Problem details
Output all records precisely as written.

Task material
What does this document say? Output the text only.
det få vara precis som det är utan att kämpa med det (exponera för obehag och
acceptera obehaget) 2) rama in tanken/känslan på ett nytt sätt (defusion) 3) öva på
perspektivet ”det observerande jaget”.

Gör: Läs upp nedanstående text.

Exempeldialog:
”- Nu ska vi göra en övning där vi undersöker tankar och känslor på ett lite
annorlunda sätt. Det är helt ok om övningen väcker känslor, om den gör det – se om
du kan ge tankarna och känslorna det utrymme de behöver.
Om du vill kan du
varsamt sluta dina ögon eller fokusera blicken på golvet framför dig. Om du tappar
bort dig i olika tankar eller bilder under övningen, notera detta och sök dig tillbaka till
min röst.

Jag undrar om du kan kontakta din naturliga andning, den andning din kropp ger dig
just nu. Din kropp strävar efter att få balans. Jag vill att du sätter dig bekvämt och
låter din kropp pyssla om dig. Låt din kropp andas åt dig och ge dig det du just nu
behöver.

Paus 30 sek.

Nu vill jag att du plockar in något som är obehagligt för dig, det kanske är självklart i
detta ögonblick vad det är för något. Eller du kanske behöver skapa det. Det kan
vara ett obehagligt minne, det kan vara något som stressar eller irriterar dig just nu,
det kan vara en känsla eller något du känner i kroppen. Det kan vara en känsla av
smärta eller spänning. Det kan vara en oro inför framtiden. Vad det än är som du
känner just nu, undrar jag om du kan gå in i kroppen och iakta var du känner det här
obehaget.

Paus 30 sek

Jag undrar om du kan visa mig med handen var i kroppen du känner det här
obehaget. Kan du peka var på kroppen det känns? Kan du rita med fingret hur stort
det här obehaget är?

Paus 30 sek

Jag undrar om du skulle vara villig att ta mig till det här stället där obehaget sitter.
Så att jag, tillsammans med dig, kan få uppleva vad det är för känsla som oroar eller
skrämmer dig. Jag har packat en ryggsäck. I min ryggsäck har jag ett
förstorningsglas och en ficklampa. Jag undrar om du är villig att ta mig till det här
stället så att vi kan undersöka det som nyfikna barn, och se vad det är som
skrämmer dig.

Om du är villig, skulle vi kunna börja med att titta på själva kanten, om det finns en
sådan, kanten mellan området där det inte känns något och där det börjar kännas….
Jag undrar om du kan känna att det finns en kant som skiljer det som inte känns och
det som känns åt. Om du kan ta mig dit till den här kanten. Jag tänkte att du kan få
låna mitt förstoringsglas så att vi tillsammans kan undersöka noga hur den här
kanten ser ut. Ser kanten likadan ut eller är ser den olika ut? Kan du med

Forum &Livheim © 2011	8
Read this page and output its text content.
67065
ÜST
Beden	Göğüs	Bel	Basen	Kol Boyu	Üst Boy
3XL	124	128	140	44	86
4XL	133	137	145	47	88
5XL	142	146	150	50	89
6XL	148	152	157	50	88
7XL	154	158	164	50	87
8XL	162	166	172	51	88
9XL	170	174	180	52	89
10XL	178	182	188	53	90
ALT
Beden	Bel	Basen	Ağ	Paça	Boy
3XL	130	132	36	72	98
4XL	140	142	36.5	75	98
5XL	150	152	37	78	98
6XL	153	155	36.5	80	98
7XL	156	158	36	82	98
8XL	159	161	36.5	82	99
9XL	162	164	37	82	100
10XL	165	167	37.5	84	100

Written response
What does this document say? Output the text only.
det få vara precis som det är utan att kämpa med det (exponera för obehag och
acceptera obehaget) 2) rama in tanken/känslan på ett nytt sätt (defusion) 3) öva på
perspektivet ”det observerande jaget”.

Gör: Läs upp nedanstående text.

Exempeldialog:
”- Nu ska vi göra en övning där vi undersöker tankar och känslor på ett lite
annorlunda sätt. Det är helt ok om övningen väcker känslor, om den gör det – se om
du kan ge tankarna och känslorna det utrymme de behöver.
Om du vill kan du
varsamt sluta dina ögon eller fokusera blicken på golvet framför dig. Om du tappar
bort dig i olika tankar eller bilder under övningen, notera detta och sök dig tillbaka till
min röst.

Jag undrar om du kan kontakta din naturliga andning, den andning din kropp ger dig
just nu. Din kropp strävar efter att få balans. Jag vill att du sätter dig bekvämt och
låter din kropp pyssla om dig. Låt din kropp andas åt dig och ge dig det du just nu
behöver.

Paus 30 sek.

Nu vill jag att du plockar in något som är obehagligt för dig, det kanske är självklart i
detta ögonblick vad det är för något. Eller du kanske behöver skapa det. Det kan
vara ett obehagligt minne, det kan vara något som stressar eller irriterar dig just nu,
det kan vara en känsla eller något du känner i kroppen. Det kan vara en känsla av
smärta eller spänning. Det kan vara en oro inför framtiden. Vad det än är som du
känner just nu, undrar jag om du kan gå in i kroppen och iakta var du känner det här
obehaget.

Paus 30 sek

Jag undrar om du kan visa mig med handen var i kroppen du känner det här
obehaget. Kan du peka var på kroppen det känns? Kan du rita med fingret hur stort
det här obehaget är?

Paus 30 sek

Jag undrar om du skulle vara villig att ta mig till det här stället där obehaget sitter.
Så att jag, tillsammans med dig, kan få uppleva vad det är för känsla som oroar eller
skrämmer dig. Jag har packat en ryggsäck. I min ryggsäck har jag ett
förstorningsglas och en ficklampa. Jag undrar om du är villig att ta mig till det här
stället så att vi kan undersöka det som nyfikna barn, och se vad det är som
skrämmer dig.

Om du är villig, skulle vi kunna börja med att titta på själva kanten, om det finns en
sådan, kanten mellan området där det inte känns något och där det börjar kännas….
Jag undrar om du kan känna att det finns en kant som skiljer det som inte känns och
det som känns åt. Om du kan ta mig dit till den här kanten. Jag tänkte att du kan få
låna mitt förstoringsglas så att vi tillsammans kan undersöka noga hur den här
kanten ser ut. Ser kanten likadan ut eller är ser den olika ut? Kan du med

Forum &Livheim © 2011	8
Read this page and output its text content.
67065
ÜST
Beden	Göğüs	Bel	Basen	Kol Boyu	Üst Boy
3XL	124	128	140	44	86
4XL	133	137	145	47	88
5XL	142	146	150	50	89
6XL	148	152	157	50	88
7XL	154	158	164	50	87
8XL	162	166	172	51	88
9XL	170	174	180	52	89
10XL	178	182	188	53	90
ALT
Beden	Bel	Basen	Ağ	Paça	Boy
3XL	130	132	36	72	98
4XL	140	142	36.5	75	98
5XL	150	152	37	78	98
6XL	153	155	36.5	80	98
7XL	156	158	36	82	98
8XL	159	161	36.5	82	99
9XL	162	164	37	82	100
10XL	165	167	37.5	84	100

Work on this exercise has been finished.